■ **The task**: For each record below, write an exact copy.

■ **Supplied material**:
● ● ● ● ● ● ●

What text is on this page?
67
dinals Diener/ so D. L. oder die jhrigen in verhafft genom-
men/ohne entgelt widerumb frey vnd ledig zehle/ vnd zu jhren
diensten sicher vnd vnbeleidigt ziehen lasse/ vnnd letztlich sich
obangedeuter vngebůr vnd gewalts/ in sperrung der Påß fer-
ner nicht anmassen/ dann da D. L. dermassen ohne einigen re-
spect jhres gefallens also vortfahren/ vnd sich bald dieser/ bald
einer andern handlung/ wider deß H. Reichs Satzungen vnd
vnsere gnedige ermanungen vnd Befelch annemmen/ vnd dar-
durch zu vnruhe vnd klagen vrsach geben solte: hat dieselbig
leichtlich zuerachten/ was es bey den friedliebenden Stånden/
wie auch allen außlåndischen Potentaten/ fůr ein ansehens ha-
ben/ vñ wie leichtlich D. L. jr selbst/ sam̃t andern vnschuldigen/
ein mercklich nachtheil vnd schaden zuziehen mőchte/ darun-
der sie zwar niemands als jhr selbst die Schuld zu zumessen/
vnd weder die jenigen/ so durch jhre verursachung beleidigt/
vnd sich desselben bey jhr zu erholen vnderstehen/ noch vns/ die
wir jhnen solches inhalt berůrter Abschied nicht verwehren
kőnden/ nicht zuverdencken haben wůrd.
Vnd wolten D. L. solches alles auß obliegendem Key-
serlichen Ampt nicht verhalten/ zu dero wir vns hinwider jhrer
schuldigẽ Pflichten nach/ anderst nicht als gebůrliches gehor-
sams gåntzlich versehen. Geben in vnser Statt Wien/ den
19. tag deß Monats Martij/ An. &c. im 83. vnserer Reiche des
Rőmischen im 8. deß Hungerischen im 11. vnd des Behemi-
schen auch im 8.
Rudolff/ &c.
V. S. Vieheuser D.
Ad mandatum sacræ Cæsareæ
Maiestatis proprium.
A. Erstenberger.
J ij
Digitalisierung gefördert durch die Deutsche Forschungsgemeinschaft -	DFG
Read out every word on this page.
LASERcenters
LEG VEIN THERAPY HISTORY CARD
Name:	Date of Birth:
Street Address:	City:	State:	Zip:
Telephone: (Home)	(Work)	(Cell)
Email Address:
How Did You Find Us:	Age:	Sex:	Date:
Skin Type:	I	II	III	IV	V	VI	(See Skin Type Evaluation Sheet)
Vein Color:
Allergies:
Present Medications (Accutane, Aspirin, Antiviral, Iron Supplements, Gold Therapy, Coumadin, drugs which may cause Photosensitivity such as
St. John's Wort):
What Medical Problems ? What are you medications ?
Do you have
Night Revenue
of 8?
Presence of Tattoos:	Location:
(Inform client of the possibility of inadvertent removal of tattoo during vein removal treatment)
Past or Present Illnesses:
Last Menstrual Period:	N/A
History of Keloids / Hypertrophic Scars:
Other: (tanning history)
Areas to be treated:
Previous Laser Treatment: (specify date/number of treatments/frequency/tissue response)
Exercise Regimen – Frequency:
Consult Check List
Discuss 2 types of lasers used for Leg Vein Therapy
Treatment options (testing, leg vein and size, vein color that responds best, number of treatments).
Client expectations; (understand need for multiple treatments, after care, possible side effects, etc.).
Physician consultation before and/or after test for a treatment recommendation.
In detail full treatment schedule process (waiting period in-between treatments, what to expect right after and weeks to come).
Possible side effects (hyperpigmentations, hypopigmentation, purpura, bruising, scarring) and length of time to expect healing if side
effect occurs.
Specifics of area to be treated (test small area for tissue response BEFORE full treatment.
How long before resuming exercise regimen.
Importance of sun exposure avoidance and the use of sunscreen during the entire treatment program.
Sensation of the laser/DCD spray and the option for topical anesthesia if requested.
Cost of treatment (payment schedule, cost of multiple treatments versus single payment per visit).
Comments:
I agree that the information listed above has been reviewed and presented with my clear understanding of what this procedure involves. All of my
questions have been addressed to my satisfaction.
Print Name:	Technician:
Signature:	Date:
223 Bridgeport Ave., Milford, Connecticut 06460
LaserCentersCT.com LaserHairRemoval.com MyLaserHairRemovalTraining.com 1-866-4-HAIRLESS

● ● ● ● ● ● ●

■ **Output of the exercise**:
What text is on this page?
67
dinals Diener/ so D. L. oder die jhrigen in verhafft genom-
men/ohne entgelt widerumb frey vnd ledig zehle/ vnd zu jhren
diensten sicher vnd vnbeleidigt ziehen lasse/ vnnd letztlich sich
obangedeuter vngebůr vnd gewalts/ in sperrung der Påß fer-
ner nicht anmassen/ dann da D. L. dermassen ohne einigen re-
spect jhres gefallens also vortfahren/ vnd sich bald dieser/ bald
einer andern handlung/ wider deß H. Reichs Satzungen vnd
vnsere gnedige ermanungen vnd Befelch annemmen/ vnd dar-
durch zu vnruhe vnd klagen vrsach geben solte: hat dieselbig
leichtlich zuerachten/ was es bey den friedliebenden Stånden/
wie auch allen außlåndischen Potentaten/ fůr ein ansehens ha-
ben/ vñ wie leichtlich D. L. jr selbst/ sam̃t andern vnschuldigen/
ein mercklich nachtheil vnd schaden zuziehen mőchte/ darun-
der sie zwar niemands als jhr selbst die Schuld zu zumessen/
vnd weder die jenigen/ so durch jhre verursachung beleidigt/
vnd sich desselben bey jhr zu erholen vnderstehen/ noch vns/ die
wir jhnen solches inhalt berůrter Abschied nicht verwehren
kőnden/ nicht zuverdencken haben wůrd.
Vnd wolten D. L. solches alles auß obliegendem Key-
serlichen Ampt nicht verhalten/ zu dero wir vns hinwider jhrer
schuldigẽ Pflichten nach/ anderst nicht als gebůrliches gehor-
sams gåntzlich versehen. Geben in vnser Statt Wien/ den
19. tag deß Monats Martij/ An. &c. im 83. vnserer Reiche des
Rőmischen im 8. deß Hungerischen im 11. vnd des Behemi-
schen auch im 8.
Rudolff/ &c.
V. S. Vieheuser D.
Ad mandatum sacræ Cæsareæ
Maiestatis proprium.
A. Erstenberger.
J ij
Digitalisierung gefördert durch die Deutsche Forschungsgemeinschaft -	DFG
Read out every word on this page.
LASERcenters
LEG VEIN THERAPY HISTORY CARD
Name:	Date of Birth:
Street Address:	City:	State:	Zip:
Telephone: (Home)	(Work)	(Cell)
Email Address:
How Did You Find Us:	Age:	Sex:	Date:
Skin Type:	I	II	III	IV	V	VI	(See Skin Type Evaluation Sheet)
Vein Color:
Allergies:
Present Medications (Accutane, Aspirin, Antiviral, Iron Supplements, Gold Therapy, Coumadin, drugs which may cause Photosensitivity such as
St. John's Wort):
What Medical Problems ? What are you medications ?
Do you have
Night Revenue
of 8?
Presence of Tattoos:	Location:
(Inform client of the possibility of inadvertent removal of tattoo during vein removal treatment)
Past or Present Illnesses:
Last Menstrual Period:	N/A
History of Keloids / Hypertrophic Scars:
Other: (tanning history)
Areas to be treated:
Previous Laser Treatment: (specify date/number of treatments/frequency/tissue response)
Exercise Regimen – Frequency:
Consult Check List
Discuss 2 types of lasers used for Leg Vein Therapy
Treatment options (testing, leg vein and size, vein color that responds best, number of treatments).
Client expectations; (understand need for multiple treatments, after care, possible side effects, etc.).
Physician consultation before and/or after test for a treatment recommendation.
In detail full treatment schedule process (waiting period in-between treatments, what to expect right after and weeks to come).
Possible side effects (hyperpigmentations, hypopigmentation, purpura, bruising, scarring) and length of time to expect healing if side
effect occurs.
Specifics of area to be treated (test small area for tissue response BEFORE full treatment.
How long before resuming exercise regimen.
Importance of sun exposure avoidance and the use of sunscreen during the entire treatment program.
Sensation of the laser/DCD spray and the option for topical anesthesia if requested.
Cost of treatment (payment schedule, cost of multiple treatments versus single payment per visit).
Comments:
I agree that the information listed above has been reviewed and presented with my clear understanding of what this procedure involves. All of my
questions have been addressed to my satisfaction.
Print Name:	Technician:
Signature:	Date:
223 Bridgeport Ave., Milford, Connecticut 06460
LaserCentersCT.com LaserHairRemoval.com MyLaserHairRemovalTraining.com 1-866-4-HAIRLESS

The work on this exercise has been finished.